Task to complete - Copy the data precisely, keeping every character.

Input records -
## begin

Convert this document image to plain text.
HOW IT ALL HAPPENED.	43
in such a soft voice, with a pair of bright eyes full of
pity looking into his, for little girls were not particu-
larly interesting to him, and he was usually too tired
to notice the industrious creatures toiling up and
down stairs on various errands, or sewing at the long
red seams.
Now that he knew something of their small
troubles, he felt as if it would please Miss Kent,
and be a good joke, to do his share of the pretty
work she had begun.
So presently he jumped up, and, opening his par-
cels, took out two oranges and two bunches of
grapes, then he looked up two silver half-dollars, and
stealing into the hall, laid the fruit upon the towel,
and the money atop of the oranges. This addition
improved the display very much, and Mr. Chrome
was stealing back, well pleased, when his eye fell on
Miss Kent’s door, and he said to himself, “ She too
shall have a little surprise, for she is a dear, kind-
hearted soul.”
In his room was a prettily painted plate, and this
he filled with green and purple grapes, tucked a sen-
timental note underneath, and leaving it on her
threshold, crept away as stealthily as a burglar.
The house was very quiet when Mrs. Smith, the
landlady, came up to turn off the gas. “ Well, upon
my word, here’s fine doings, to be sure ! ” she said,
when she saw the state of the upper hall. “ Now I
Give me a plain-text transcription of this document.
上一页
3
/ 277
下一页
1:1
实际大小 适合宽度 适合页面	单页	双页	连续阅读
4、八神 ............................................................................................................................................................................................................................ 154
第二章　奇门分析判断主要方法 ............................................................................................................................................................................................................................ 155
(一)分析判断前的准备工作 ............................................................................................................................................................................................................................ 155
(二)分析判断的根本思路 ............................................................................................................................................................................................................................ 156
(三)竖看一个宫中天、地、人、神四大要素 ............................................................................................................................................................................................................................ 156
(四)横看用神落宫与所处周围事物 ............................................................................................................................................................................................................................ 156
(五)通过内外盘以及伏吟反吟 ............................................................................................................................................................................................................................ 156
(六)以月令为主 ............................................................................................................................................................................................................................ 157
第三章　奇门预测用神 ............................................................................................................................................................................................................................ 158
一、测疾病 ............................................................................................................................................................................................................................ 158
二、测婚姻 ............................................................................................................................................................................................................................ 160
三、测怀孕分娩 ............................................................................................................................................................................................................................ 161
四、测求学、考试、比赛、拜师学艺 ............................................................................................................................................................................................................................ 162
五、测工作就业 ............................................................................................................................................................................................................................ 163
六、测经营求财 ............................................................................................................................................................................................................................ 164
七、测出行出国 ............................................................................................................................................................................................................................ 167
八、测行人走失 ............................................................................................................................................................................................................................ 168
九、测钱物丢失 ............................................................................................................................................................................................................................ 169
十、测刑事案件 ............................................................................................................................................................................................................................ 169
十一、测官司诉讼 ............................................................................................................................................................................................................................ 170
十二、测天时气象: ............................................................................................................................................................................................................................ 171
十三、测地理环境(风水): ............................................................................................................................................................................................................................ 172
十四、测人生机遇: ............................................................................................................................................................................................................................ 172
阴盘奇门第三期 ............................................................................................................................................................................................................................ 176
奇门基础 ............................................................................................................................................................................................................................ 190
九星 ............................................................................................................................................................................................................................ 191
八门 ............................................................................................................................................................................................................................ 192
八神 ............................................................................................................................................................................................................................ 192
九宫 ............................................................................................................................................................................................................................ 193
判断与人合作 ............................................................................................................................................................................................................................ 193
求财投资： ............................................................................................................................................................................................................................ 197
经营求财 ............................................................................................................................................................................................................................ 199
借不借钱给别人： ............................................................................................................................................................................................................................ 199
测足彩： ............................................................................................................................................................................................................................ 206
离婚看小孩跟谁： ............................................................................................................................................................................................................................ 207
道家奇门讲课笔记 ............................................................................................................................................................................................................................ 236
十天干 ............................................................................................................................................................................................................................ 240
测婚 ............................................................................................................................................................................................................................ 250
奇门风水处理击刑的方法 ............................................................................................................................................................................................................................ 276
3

## end

Worked solution -
Convert this document image to plain text.
HOW IT ALL HAPPENED.	43
in such a soft voice, with a pair of bright eyes full of
pity looking into his, for little girls were not particu-
larly interesting to him, and he was usually too tired
to notice the industrious creatures toiling up and
down stairs on various errands, or sewing at the long
red seams.
Now that he knew something of their small
troubles, he felt as if it would please Miss Kent,
and be a good joke, to do his share of the pretty
work she had begun.
So presently he jumped up, and, opening his par-
cels, took out two oranges and two bunches of
grapes, then he looked up two silver half-dollars, and
stealing into the hall, laid the fruit upon the towel,
and the money atop of the oranges. This addition
improved the display very much, and Mr. Chrome
was stealing back, well pleased, when his eye fell on
Miss Kent’s door, and he said to himself, “ She too
shall have a little surprise, for she is a dear, kind-
hearted soul.”
In his room was a prettily painted plate, and this
he filled with green and purple grapes, tucked a sen-
timental note underneath, and leaving it on her
threshold, crept away as stealthily as a burglar.
The house was very quiet when Mrs. Smith, the
landlady, came up to turn off the gas. “ Well, upon
my word, here’s fine doings, to be sure ! ” she said,
when she saw the state of the upper hall. “ Now I
Give me a plain-text transcription of this document.
上一页
3
/ 277
下一页
1:1
实际大小 适合宽度 适合页面	单页	双页	连续阅读
4、八神 ............................................................................................................................................................................................................................ 154
第二章　奇门分析判断主要方法 ............................................................................................................................................................................................................................ 155
(一)分析判断前的准备工作 ............................................................................................................................................................................................................................ 155
(二)分析判断的根本思路 ............................................................................................................................................................................................................................ 156
(三)竖看一个宫中天、地、人、神四大要素 ............................................................................................................................................................................................................................ 156
(四)横看用神落宫与所处周围事物 ............................................................................................................................................................................................................................ 156
(五)通过内外盘以及伏吟反吟 ............................................................................................................................................................................................................................ 156
(六)以月令为主 ............................................................................................................................................................................................................................ 157
第三章　奇门预测用神 ............................................................................................................................................................................................................................ 158
一、测疾病 ............................................................................................................................................................................................................................ 158
二、测婚姻 ............................................................................................................................................................................................................................ 160
三、测怀孕分娩 ............................................................................................................................................................................................................................ 161
四、测求学、考试、比赛、拜师学艺 ............................................................................................................................................................................................................................ 162
五、测工作就业 ............................................................................................................................................................................................................................ 163
六、测经营求财 ............................................................................................................................................................................................................................ 164
七、测出行出国 ............................................................................................................................................................................................................................ 167
八、测行人走失 ............................................................................................................................................................................................................................ 168
九、测钱物丢失 ............................................................................................................................................................................................................................ 169
十、测刑事案件 ............................................................................................................................................................................................................................ 169
十一、测官司诉讼 ............................................................................................................................................................................................................................ 170
十二、测天时气象: ............................................................................................................................................................................................................................ 171
十三、测地理环境(风水): ............................................................................................................................................................................................................................ 172
十四、测人生机遇: ............................................................................................................................................................................................................................ 172
阴盘奇门第三期 ............................................................................................................................................................................................................................ 176
奇门基础 ............................................................................................................................................................................................................................ 190
九星 ............................................................................................................................................................................................................................ 191
八门 ............................................................................................................................................................................................................................ 192
八神 ............................................................................................................................................................................................................................ 192
九宫 ............................................................................................................................................................................................................................ 193
判断与人合作 ............................................................................................................................................................................................................................ 193
求财投资： ............................................................................................................................................................................................................................ 197
经营求财 ............................................................................................................................................................................................................................ 199
借不借钱给别人： ............................................................................................................................................................................................................................ 199
测足彩： ............................................................................................................................................................................................................................ 206
离婚看小孩跟谁： ............................................................................................................................................................................................................................ 207
道家奇门讲课笔记 ............................................................................................................................................................................................................................ 236
十天干 ............................................................................................................................................................................................................................ 240
测婚 ............................................................................................................................................................................................................................ 250
奇门风水处理击刑的方法 ............................................................................................................................................................................................................................ 276
3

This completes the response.